Stored data entries:
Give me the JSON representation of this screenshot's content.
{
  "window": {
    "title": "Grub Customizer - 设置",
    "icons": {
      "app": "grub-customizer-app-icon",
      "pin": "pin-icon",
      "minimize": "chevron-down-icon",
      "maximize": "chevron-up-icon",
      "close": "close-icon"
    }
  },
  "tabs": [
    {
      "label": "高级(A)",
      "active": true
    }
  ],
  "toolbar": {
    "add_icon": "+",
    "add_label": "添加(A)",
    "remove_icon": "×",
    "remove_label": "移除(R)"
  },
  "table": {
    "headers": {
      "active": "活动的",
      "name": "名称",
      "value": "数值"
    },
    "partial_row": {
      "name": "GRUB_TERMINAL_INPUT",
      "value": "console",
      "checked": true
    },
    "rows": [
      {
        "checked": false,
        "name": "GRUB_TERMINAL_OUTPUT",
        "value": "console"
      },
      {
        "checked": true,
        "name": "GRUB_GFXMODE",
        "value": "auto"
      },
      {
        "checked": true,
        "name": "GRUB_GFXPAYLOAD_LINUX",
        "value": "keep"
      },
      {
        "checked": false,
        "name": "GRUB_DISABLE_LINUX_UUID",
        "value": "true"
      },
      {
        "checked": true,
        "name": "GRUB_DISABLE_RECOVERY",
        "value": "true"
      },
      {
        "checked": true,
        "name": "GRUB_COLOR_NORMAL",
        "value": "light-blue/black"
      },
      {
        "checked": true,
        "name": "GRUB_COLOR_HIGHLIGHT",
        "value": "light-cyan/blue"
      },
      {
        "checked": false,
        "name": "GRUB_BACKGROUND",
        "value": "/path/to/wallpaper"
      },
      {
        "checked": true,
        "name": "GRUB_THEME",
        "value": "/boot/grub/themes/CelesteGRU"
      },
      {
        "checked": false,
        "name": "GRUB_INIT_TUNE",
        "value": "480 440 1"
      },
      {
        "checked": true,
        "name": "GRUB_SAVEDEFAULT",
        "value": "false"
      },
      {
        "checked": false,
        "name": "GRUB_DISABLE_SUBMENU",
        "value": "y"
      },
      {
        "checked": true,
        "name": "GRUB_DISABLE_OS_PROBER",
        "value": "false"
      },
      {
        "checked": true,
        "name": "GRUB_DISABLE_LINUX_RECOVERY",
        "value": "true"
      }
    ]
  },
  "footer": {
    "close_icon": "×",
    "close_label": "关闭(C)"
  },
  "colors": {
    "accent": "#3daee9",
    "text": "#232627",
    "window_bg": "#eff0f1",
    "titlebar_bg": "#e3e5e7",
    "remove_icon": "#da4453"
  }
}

**Job:** Return all of the data word for word.

**The response:**
Give me the JSON representation of this screenshot's content.
{
  "window": {
    "title": "Grub Customizer - 设置",
    "icons": {
      "app": "grub-customizer-app-icon",
      "pin": "pin-icon",
      "minimize": "chevron-down-icon",
      "maximize": "chevron-up-icon",
      "close": "close-icon"
    }
  },
  "tabs": [
    {
      "label": "高级(A)",
      "active": true
    }
  ],
  "toolbar": {
    "add_icon": "+",
    "add_label": "添加(A)",
    "remove_icon": "×",
    "remove_label": "移除(R)"
  },
  "table": {
    "headers": {
      "active": "活动的",
      "name": "名称",
      "value": "数值"
    },
    "partial_row": {
      "name": "GRUB_TERMINAL_INPUT",
      "value": "console",
      "checked": true
    },
    "rows": [
      {
        "checked": false,
        "name": "GRUB_TERMINAL_OUTPUT",
        "value": "console"
      },
      {
        "checked": true,
        "name": "GRUB_GFXMODE",
        "value": "auto"
      },
      {
        "checked": true,
        "name": "GRUB_GFXPAYLOAD_LINUX",
        "value": "keep"
      },
      {
        "checked": false,
        "name": "GRUB_DISABLE_LINUX_UUID",
        "value": "true"
      },
      {
        "checked": true,
        "name": "GRUB_DISABLE_RECOVERY",
        "value": "true"
      },
      {
        "checked": true,
        "name": "GRUB_COLOR_NORMAL",
        "value": "light-blue/black"
      },
      {
        "checked": true,
        "name": "GRUB_COLOR_HIGHLIGHT",
        "value": "light-cyan/blue"
      },
      {
        "checked": false,
        "name": "GRUB_BACKGROUND",
        "value": "/path/to/wallpaper"
      },
      {
        "checked": true,
        "name": "GRUB_THEME",
        "value": "/boot/grub/themes/CelesteGRU"
      },
      {
        "checked": false,
        "name": "GRUB_INIT_TUNE",
        "value": "480 440 1"
      },
      {
        "checked": true,
        "name": "GRUB_SAVEDEFAULT",
        "value": "false"
      },
      {
        "checked": false,
        "name": "GRUB_DISABLE_SUBMENU",
        "value": "y"
      },
      {
        "checked": true,
        "name": "GRUB_DISABLE_OS_PROBER",
        "value": "false"
      },
      {
        "checked": true,
        "name": "GRUB_DISABLE_LINUX_RECOVERY",
        "value": "true"
      }
    ]
  },
  "footer": {
    "close_icon": "×",
    "close_label": "关闭(C)"
  },
  "colors": {
    "accent": "#3daee9",
    "text": "#232627",
    "window_bg": "#eff0f1",
    "titlebar_bg": "#e3e5e7",
    "remove_icon": "#da4453"
  }
}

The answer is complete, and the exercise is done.